> Short exercise:
Show all lines that include the string "removed"; copy each one.

> Input data:
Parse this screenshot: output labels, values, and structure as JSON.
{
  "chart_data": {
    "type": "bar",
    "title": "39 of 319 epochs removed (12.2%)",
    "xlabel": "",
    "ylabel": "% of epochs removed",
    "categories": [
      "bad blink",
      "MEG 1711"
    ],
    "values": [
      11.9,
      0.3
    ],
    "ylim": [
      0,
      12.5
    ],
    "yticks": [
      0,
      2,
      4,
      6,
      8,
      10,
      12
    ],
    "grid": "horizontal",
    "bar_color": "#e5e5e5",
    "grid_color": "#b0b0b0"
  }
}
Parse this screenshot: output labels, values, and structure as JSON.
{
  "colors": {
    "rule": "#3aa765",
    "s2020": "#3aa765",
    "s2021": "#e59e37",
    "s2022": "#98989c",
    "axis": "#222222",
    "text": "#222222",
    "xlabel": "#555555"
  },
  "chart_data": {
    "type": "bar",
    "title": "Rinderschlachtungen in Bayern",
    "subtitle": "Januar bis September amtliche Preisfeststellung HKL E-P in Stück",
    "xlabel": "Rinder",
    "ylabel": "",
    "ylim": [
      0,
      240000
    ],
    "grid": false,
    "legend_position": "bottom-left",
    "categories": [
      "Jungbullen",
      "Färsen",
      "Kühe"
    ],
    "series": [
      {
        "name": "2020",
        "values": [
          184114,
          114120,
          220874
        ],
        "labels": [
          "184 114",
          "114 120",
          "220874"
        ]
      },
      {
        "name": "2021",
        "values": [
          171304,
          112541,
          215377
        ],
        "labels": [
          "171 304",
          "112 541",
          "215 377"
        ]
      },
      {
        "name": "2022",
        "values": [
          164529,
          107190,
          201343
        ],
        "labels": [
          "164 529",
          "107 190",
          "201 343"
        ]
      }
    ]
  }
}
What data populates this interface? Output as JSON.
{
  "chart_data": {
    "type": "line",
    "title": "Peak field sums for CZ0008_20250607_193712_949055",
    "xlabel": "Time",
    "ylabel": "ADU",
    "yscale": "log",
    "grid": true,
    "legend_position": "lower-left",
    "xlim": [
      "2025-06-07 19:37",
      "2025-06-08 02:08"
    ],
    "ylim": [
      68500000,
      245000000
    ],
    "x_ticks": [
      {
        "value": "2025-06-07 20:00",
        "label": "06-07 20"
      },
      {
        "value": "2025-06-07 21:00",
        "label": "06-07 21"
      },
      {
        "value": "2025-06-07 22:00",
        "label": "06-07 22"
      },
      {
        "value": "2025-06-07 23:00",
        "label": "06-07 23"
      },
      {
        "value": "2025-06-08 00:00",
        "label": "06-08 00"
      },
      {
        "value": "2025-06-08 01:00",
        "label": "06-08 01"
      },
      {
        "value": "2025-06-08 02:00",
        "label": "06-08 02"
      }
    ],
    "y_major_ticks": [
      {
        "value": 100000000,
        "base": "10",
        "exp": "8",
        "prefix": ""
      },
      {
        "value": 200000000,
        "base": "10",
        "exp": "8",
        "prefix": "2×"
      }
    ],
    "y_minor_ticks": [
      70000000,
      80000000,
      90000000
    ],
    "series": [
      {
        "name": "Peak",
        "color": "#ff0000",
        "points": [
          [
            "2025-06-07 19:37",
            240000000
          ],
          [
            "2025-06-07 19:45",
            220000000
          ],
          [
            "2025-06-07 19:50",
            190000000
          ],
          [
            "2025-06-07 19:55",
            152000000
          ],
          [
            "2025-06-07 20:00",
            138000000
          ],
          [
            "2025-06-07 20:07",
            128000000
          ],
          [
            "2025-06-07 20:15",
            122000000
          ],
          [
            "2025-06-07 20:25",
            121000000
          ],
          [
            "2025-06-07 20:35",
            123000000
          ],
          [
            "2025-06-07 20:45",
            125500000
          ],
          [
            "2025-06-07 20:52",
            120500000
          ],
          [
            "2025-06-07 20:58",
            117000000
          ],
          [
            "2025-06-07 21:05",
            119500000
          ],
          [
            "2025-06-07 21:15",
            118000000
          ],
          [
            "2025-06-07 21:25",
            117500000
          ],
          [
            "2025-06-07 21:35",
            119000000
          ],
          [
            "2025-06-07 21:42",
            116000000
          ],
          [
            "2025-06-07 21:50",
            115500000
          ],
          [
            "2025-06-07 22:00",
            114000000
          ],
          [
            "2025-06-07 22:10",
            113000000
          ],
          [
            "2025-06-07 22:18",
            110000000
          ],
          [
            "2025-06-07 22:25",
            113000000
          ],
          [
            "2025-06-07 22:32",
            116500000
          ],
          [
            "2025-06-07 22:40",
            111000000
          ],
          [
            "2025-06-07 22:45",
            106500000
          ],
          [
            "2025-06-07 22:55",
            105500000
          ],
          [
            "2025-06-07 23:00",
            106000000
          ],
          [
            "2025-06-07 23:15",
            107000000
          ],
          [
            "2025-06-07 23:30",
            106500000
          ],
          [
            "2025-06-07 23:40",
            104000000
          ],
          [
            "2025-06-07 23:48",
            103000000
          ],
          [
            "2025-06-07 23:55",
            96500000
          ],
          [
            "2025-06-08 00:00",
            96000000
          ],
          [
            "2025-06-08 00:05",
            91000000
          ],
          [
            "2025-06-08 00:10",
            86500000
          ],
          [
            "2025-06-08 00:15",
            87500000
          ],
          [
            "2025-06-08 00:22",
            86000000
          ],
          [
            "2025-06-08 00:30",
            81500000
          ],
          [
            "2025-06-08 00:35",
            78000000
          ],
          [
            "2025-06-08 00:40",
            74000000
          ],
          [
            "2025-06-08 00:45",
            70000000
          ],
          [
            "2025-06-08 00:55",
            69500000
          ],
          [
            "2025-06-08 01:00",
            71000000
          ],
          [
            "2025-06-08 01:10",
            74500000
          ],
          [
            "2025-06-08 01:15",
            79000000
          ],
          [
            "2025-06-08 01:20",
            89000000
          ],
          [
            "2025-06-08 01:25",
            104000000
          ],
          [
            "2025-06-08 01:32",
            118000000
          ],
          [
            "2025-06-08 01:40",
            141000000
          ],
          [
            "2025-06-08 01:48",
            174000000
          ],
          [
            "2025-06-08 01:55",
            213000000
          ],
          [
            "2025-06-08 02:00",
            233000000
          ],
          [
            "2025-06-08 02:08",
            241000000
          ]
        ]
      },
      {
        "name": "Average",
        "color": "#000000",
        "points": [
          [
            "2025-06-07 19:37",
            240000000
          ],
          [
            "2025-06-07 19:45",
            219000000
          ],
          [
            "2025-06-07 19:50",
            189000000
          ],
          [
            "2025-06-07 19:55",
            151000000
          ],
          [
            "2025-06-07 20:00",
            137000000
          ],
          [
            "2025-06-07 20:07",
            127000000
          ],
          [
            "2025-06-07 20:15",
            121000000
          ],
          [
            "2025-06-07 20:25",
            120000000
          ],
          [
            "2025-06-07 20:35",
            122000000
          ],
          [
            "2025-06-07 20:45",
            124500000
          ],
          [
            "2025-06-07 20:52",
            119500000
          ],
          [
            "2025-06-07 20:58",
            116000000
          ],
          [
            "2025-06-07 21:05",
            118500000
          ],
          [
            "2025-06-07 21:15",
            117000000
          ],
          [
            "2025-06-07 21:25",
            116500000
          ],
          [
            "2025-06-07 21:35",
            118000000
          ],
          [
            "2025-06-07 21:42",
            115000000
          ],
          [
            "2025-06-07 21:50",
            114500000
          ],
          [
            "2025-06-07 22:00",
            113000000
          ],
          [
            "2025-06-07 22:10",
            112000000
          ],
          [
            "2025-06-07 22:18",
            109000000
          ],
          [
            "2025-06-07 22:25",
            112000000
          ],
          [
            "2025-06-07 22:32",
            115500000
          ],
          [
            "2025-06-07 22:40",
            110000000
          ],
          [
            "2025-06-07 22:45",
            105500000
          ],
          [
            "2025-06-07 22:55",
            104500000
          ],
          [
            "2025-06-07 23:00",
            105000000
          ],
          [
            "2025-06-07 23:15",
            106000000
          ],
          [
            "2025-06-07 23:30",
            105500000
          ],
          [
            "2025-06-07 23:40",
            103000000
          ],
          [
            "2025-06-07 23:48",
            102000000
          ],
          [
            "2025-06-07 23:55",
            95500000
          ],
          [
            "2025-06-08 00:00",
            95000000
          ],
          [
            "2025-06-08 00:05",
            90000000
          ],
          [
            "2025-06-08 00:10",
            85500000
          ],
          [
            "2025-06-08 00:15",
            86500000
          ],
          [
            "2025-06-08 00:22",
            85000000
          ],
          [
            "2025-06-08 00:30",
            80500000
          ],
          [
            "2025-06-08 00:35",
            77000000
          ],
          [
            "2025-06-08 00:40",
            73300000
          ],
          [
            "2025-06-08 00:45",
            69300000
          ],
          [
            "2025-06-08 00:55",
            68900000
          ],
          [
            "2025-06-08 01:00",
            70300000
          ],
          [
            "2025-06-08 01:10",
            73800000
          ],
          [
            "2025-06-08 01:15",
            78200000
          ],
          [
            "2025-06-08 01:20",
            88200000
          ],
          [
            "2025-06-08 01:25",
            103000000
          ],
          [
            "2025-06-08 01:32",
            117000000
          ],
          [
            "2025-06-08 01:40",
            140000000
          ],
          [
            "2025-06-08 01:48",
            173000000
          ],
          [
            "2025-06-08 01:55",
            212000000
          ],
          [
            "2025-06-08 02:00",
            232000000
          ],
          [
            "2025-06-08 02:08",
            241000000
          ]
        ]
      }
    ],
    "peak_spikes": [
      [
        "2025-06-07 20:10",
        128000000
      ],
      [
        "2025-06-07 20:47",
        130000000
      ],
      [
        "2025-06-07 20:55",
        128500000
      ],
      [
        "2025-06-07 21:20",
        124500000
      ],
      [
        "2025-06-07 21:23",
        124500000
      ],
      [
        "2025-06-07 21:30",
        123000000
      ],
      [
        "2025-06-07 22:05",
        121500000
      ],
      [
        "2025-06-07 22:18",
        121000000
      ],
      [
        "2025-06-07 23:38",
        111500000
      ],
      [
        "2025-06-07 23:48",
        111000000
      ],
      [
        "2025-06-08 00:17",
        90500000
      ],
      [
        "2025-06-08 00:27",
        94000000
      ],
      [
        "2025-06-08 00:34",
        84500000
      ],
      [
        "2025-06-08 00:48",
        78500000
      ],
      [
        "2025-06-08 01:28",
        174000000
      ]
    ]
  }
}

> Task output:
    "title": "39 of 319 epochs removed (12.2%)",
    "ylabel": "% of epochs removed",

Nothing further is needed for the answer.